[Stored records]
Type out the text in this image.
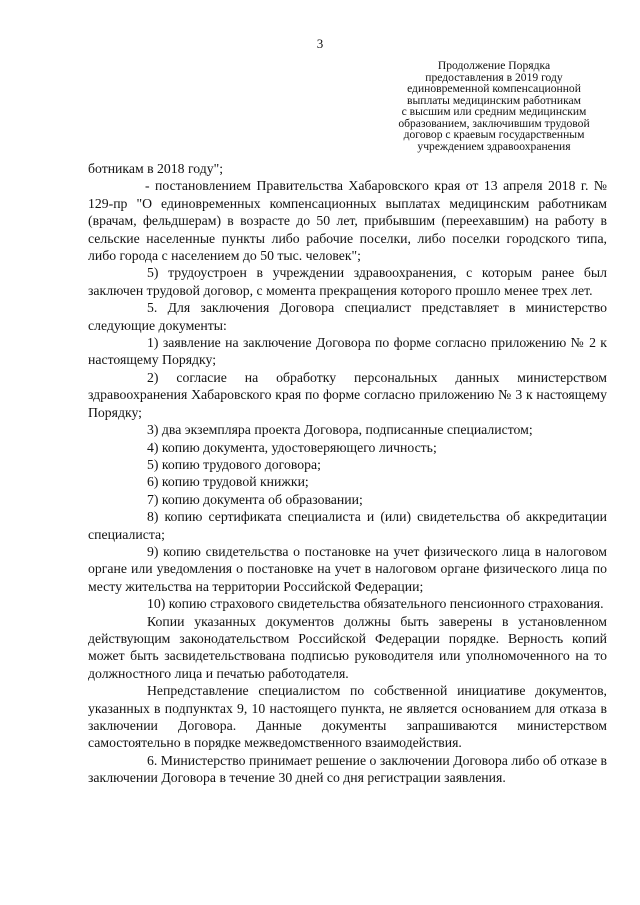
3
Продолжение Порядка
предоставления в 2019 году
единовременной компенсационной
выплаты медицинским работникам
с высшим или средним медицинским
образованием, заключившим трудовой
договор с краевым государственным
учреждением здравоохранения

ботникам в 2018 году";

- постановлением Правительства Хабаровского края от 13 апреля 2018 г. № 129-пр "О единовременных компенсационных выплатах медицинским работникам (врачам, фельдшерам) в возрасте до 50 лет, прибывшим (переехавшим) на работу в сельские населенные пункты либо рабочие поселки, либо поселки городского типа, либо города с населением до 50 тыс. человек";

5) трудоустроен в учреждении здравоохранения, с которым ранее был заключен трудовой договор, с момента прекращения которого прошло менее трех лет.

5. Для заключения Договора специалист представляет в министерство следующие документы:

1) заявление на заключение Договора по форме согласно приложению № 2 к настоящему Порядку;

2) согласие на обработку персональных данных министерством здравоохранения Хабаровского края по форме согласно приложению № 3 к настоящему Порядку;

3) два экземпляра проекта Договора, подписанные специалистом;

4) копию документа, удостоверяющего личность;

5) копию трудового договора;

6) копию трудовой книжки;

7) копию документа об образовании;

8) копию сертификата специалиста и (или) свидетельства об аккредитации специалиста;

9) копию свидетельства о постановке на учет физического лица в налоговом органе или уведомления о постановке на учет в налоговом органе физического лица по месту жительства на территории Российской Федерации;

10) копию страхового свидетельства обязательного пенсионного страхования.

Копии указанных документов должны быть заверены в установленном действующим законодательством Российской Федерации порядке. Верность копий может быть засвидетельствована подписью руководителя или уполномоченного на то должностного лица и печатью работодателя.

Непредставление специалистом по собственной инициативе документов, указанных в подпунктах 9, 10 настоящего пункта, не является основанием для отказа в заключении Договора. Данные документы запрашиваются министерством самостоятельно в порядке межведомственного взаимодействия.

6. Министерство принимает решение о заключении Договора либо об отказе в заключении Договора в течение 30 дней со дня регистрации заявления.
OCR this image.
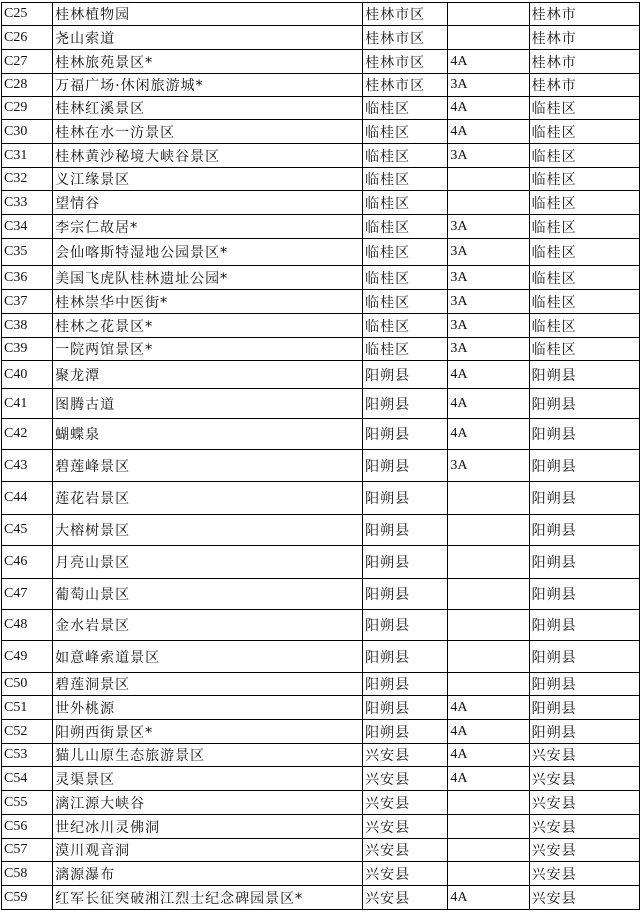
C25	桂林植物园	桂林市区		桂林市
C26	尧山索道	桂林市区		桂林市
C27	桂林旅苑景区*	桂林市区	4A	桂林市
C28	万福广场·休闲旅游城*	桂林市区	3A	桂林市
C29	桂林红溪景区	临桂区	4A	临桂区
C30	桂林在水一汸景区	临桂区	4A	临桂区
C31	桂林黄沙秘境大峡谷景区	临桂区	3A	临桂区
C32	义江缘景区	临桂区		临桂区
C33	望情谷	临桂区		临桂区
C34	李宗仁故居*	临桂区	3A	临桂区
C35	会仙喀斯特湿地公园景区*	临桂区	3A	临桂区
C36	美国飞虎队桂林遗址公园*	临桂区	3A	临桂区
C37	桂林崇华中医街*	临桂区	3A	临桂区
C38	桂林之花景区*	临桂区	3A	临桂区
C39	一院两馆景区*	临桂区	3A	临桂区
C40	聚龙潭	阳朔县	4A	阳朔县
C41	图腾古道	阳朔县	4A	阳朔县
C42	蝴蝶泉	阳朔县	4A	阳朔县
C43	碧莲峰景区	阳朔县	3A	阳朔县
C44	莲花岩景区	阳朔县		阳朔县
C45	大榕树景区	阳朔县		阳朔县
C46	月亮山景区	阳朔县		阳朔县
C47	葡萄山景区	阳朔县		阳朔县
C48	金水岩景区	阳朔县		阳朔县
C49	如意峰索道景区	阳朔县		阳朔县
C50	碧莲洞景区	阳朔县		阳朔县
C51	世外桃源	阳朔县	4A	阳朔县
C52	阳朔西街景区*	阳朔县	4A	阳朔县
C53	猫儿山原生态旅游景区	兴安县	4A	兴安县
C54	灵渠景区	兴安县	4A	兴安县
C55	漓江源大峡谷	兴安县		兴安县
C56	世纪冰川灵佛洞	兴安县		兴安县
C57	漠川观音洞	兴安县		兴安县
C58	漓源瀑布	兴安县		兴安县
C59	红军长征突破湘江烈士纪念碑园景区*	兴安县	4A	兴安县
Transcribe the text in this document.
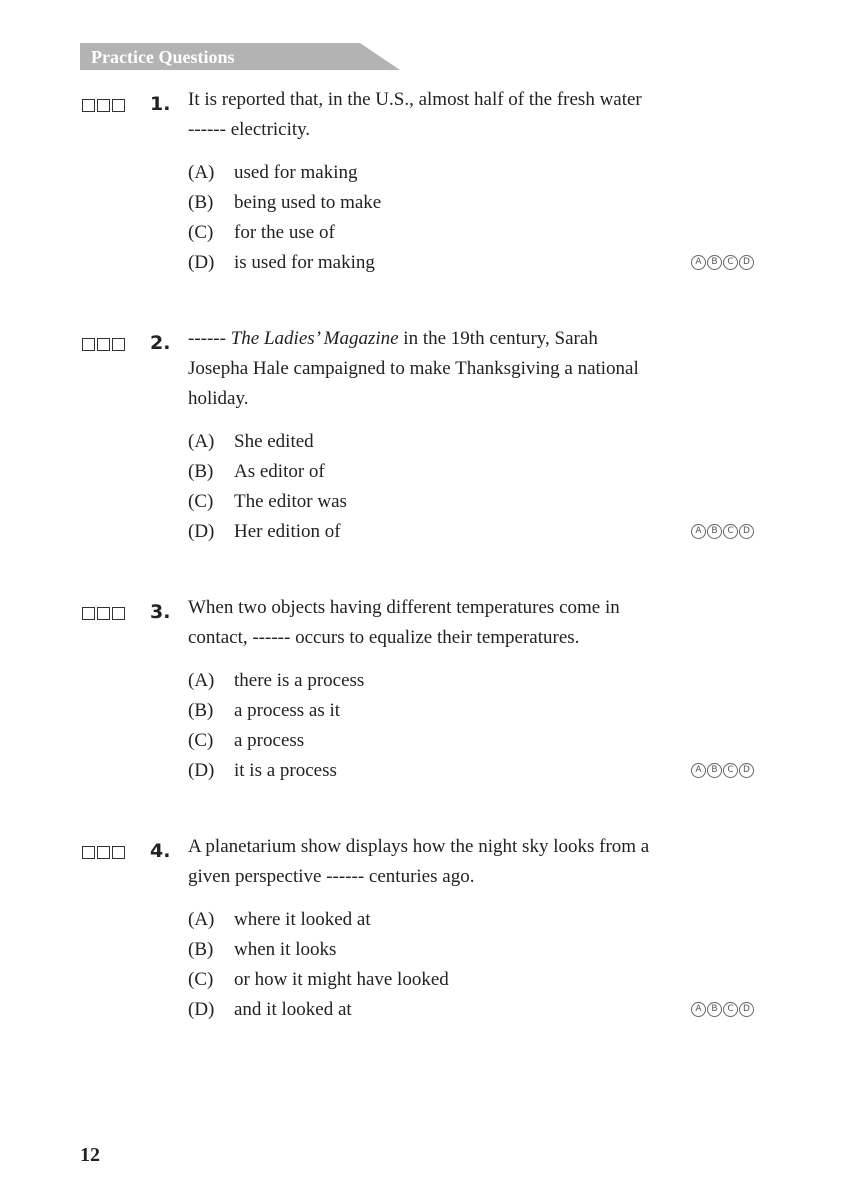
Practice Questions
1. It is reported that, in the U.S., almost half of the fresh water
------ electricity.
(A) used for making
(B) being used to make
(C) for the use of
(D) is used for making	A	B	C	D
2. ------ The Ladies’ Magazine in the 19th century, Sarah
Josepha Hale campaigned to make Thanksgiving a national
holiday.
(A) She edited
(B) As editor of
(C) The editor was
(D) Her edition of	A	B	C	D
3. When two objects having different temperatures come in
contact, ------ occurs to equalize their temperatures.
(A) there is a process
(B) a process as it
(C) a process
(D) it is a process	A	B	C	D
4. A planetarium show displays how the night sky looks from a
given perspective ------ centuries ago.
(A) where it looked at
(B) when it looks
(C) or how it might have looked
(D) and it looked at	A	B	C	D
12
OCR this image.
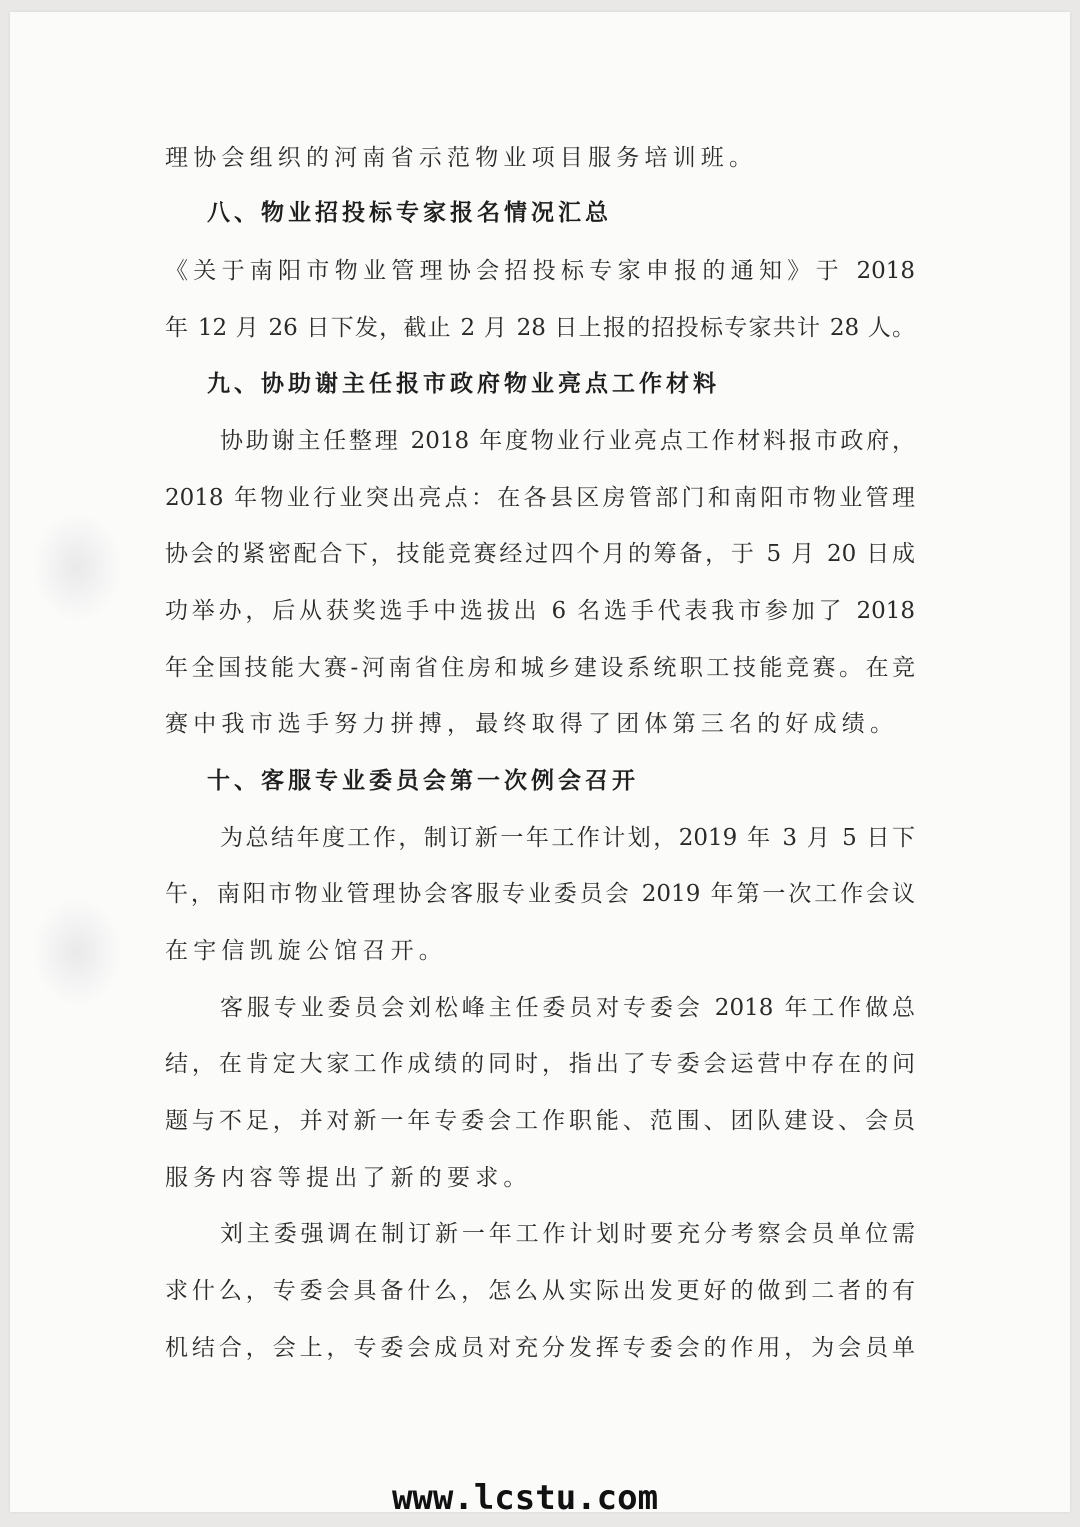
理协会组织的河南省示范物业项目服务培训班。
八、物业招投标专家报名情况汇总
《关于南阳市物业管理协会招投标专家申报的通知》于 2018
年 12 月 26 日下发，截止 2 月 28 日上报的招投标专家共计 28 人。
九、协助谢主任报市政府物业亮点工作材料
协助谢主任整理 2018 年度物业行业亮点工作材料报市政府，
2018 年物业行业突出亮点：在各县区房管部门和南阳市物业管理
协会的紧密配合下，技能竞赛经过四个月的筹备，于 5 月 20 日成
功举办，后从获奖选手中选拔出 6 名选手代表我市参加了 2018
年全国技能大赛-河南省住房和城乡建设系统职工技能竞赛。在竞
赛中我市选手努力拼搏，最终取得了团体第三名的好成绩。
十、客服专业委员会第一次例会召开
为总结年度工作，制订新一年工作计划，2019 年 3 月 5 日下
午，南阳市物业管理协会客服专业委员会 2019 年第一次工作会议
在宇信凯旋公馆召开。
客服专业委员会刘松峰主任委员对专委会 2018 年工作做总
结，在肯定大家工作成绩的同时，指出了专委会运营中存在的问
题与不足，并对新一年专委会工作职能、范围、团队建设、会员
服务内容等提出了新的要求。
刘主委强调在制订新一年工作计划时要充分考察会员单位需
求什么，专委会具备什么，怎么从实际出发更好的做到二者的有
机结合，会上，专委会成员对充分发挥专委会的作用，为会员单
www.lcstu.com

=== TASK DETAILS ===
In the entries above, find the lines containing the word "looked" and say how many there are, with no other words.

=== EXERCISE RESPONSE ===
3